(Items from a figure collection)
....
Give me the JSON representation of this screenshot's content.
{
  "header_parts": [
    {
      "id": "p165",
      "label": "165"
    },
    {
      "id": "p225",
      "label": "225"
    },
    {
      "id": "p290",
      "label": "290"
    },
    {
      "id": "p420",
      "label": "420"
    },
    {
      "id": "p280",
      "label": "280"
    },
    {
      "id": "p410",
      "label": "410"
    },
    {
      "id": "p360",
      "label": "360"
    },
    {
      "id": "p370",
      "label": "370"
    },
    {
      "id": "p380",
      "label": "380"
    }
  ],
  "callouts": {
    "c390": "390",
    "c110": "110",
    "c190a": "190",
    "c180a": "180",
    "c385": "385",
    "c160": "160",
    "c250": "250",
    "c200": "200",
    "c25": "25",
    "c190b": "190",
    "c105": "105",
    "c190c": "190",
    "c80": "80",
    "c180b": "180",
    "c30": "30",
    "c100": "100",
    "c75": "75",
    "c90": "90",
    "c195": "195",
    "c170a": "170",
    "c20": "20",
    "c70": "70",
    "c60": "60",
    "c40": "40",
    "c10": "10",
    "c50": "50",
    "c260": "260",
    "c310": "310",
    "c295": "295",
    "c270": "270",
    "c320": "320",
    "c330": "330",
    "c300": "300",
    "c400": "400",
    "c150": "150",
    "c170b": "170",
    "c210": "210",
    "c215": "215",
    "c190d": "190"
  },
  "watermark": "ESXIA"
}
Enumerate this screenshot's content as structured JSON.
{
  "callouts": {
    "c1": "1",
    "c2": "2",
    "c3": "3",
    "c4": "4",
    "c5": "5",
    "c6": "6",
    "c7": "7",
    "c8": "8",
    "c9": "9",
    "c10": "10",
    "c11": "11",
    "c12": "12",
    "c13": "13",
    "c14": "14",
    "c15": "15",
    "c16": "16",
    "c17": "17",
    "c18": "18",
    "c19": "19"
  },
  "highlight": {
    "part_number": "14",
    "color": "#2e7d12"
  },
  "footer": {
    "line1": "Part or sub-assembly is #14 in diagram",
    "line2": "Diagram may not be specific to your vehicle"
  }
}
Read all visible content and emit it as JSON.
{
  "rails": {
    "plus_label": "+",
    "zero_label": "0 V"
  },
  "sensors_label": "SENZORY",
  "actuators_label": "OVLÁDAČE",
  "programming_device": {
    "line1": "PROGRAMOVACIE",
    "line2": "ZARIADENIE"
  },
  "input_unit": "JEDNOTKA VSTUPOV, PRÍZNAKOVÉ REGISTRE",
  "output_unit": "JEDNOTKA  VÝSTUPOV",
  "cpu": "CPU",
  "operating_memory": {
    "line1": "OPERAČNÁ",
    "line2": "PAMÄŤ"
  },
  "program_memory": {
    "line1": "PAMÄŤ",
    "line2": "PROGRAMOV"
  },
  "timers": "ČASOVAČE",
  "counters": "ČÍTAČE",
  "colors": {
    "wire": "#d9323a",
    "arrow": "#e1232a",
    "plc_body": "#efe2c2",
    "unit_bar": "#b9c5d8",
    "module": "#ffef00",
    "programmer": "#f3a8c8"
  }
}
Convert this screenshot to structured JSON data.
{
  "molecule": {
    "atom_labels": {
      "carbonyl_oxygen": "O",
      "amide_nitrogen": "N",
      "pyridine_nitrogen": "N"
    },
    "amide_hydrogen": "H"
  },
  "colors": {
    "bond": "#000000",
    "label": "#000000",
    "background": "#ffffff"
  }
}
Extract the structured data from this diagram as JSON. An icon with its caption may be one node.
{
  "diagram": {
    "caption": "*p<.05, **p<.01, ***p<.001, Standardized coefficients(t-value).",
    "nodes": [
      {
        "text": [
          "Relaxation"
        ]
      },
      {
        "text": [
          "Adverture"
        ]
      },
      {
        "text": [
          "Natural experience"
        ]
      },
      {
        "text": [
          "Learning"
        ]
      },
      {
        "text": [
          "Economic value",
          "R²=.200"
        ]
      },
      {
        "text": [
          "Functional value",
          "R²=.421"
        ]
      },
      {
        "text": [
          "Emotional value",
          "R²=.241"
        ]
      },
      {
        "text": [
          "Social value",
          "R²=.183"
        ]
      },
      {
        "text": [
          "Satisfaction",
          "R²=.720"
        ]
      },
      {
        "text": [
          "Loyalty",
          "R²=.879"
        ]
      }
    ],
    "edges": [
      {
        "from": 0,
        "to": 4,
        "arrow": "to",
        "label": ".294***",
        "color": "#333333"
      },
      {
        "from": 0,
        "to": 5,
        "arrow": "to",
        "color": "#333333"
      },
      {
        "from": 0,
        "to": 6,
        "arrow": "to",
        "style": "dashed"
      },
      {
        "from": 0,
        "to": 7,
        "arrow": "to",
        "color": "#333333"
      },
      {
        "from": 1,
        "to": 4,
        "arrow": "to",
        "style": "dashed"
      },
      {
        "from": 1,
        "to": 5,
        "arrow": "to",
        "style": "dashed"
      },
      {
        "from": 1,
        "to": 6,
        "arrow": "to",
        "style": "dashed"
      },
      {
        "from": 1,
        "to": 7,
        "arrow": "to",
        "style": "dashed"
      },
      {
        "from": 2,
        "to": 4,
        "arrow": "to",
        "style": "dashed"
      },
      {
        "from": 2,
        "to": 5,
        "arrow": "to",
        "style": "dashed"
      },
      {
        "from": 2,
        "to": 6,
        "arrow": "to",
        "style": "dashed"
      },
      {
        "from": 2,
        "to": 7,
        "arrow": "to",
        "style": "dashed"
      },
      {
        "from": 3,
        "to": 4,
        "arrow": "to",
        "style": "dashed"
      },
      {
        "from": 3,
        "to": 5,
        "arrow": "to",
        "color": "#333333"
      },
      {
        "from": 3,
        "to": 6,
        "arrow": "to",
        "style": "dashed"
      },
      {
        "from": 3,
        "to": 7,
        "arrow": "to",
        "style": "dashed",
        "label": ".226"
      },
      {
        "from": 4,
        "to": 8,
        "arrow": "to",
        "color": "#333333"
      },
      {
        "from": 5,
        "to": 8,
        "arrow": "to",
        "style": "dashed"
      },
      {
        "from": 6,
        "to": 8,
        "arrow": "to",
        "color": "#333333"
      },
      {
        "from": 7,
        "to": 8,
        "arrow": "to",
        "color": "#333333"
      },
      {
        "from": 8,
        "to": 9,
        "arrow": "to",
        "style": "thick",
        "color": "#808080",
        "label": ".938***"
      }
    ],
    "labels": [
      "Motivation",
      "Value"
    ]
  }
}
....
*PROBLEM*. Exactly as they are written, print the entries again.

*SOLVED PROBLEM*.
Give me the JSON representation of this screenshot's content.
{
  "header_parts": [
    {
      "id": "p165",
      "label": "165"
    },
    {
      "id": "p225",
      "label": "225"
    },
    {
      "id": "p290",
      "label": "290"
    },
    {
      "id": "p420",
      "label": "420"
    },
    {
      "id": "p280",
      "label": "280"
    },
    {
      "id": "p410",
      "label": "410"
    },
    {
      "id": "p360",
      "label": "360"
    },
    {
      "id": "p370",
      "label": "370"
    },
    {
      "id": "p380",
      "label": "380"
    }
  ],
  "callouts": {
    "c390": "390",
    "c110": "110",
    "c190a": "190",
    "c180a": "180",
    "c385": "385",
    "c160": "160",
    "c250": "250",
    "c200": "200",
    "c25": "25",
    "c190b": "190",
    "c105": "105",
    "c190c": "190",
    "c80": "80",
    "c180b": "180",
    "c30": "30",
    "c100": "100",
    "c75": "75",
    "c90": "90",
    "c195": "195",
    "c170a": "170",
    "c20": "20",
    "c70": "70",
    "c60": "60",
    "c40": "40",
    "c10": "10",
    "c50": "50",
    "c260": "260",
    "c310": "310",
    "c295": "295",
    "c270": "270",
    "c320": "320",
    "c330": "330",
    "c300": "300",
    "c400": "400",
    "c150": "150",
    "c170b": "170",
    "c210": "210",
    "c215": "215",
    "c190d": "190"
  },
  "watermark": "ESXIA"
}
Enumerate this screenshot's content as structured JSON.
{
  "callouts": {
    "c1": "1",
    "c2": "2",
    "c3": "3",
    "c4": "4",
    "c5": "5",
    "c6": "6",
    "c7": "7",
    "c8": "8",
    "c9": "9",
    "c10": "10",
    "c11": "11",
    "c12": "12",
    "c13": "13",
    "c14": "14",
    "c15": "15",
    "c16": "16",
    "c17": "17",
    "c18": "18",
    "c19": "19"
  },
  "highlight": {
    "part_number": "14",
    "color": "#2e7d12"
  },
  "footer": {
    "line1": "Part or sub-assembly is #14 in diagram",
    "line2": "Diagram may not be specific to your vehicle"
  }
}
Read all visible content and emit it as JSON.
{
  "rails": {
    "plus_label": "+",
    "zero_label": "0 V"
  },
  "sensors_label": "SENZORY",
  "actuators_label": "OVLÁDAČE",
  "programming_device": {
    "line1": "PROGRAMOVACIE",
    "line2": "ZARIADENIE"
  },
  "input_unit": "JEDNOTKA VSTUPOV, PRÍZNAKOVÉ REGISTRE",
  "output_unit": "JEDNOTKA  VÝSTUPOV",
  "cpu": "CPU",
  "operating_memory": {
    "line1": "OPERAČNÁ",
    "line2": "PAMÄŤ"
  },
  "program_memory": {
    "line1": "PAMÄŤ",
    "line2": "PROGRAMOV"
  },
  "timers": "ČASOVAČE",
  "counters": "ČÍTAČE",
  "colors": {
    "wire": "#d9323a",
    "arrow": "#e1232a",
    "plc_body": "#efe2c2",
    "unit_bar": "#b9c5d8",
    "module": "#ffef00",
    "programmer": "#f3a8c8"
  }
}
Convert this screenshot to structured JSON data.
{
  "molecule": {
    "atom_labels": {
      "carbonyl_oxygen": "O",
      "amide_nitrogen": "N",
      "pyridine_nitrogen": "N"
    },
    "amide_hydrogen": "H"
  },
  "colors": {
    "bond": "#000000",
    "label": "#000000",
    "background": "#ffffff"
  }
}
Extract the structured data from this diagram as JSON. An icon with its caption may be one node.
{
  "diagram": {
    "caption": "*p<.05, **p<.01, ***p<.001, Standardized coefficients(t-value).",
    "nodes": [
      {
        "text": [
          "Relaxation"
        ]
      },
      {
        "text": [
          "Adverture"
        ]
      },
      {
        "text": [
          "Natural experience"
        ]
      },
      {
        "text": [
          "Learning"
        ]
      },
      {
        "text": [
          "Economic value",
          "R²=.200"
        ]
      },
      {
        "text": [
          "Functional value",
          "R²=.421"
        ]
      },
      {
        "text": [
          "Emotional value",
          "R²=.241"
        ]
      },
      {
        "text": [
          "Social value",
          "R²=.183"
        ]
      },
      {
        "text": [
          "Satisfaction",
          "R²=.720"
        ]
      },
      {
        "text": [
          "Loyalty",
          "R²=.879"
        ]
      }
    ],
    "edges": [
      {
        "from": 0,
        "to": 4,
        "arrow": "to",
        "label": ".294***",
        "color": "#333333"
      },
      {
        "from": 0,
        "to": 5,
        "arrow": "to",
        "color": "#333333"
      },
      {
        "from": 0,
        "to": 6,
        "arrow": "to",
        "style": "dashed"
      },
      {
        "from": 0,
        "to": 7,
        "arrow": "to",
        "color": "#333333"
      },
      {
        "from": 1,
        "to": 4,
        "arrow": "to",
        "style": "dashed"
      },
      {
        "from": 1,
        "to": 5,
        "arrow": "to",
        "style": "dashed"
      },
      {
        "from": 1,
        "to": 6,
        "arrow": "to",
        "style": "dashed"
      },
      {
        "from": 1,
        "to": 7,
        "arrow": "to",
        "style": "dashed"
      },
      {
        "from": 2,
        "to": 4,
        "arrow": "to",
        "style": "dashed"
      },
      {
        "from": 2,
        "to": 5,
        "arrow": "to",
        "style": "dashed"
      },
      {
        "from": 2,
        "to": 6,
        "arrow": "to",
        "style": "dashed"
      },
      {
        "from": 2,
        "to": 7,
        "arrow": "to",
        "style": "dashed"
      },
      {
        "from": 3,
        "to": 4,
        "arrow": "to",
        "style": "dashed"
      },
      {
        "from": 3,
        "to": 5,
        "arrow": "to",
        "color": "#333333"
      },
      {
        "from": 3,
        "to": 6,
        "arrow": "to",
        "style": "dashed"
      },
      {
        "from": 3,
        "to": 7,
        "arrow": "to",
        "style": "dashed",
        "label": ".226"
      },
      {
        "from": 4,
        "to": 8,
        "arrow": "to",
        "color": "#333333"
      },
      {
        "from": 5,
        "to": 8,
        "arrow": "to",
        "style": "dashed"
      },
      {
        "from": 6,
        "to": 8,
        "arrow": "to",
        "color": "#333333"
      },
      {
        "from": 7,
        "to": 8,
        "arrow": "to",
        "color": "#333333"
      },
      {
        "from": 8,
        "to": 9,
        "arrow": "to",
        "style": "thick",
        "color": "#808080",
        "label": ".938***"
      }
    ],
    "labels": [
      "Motivation",
      "Value"
    ]
  }
}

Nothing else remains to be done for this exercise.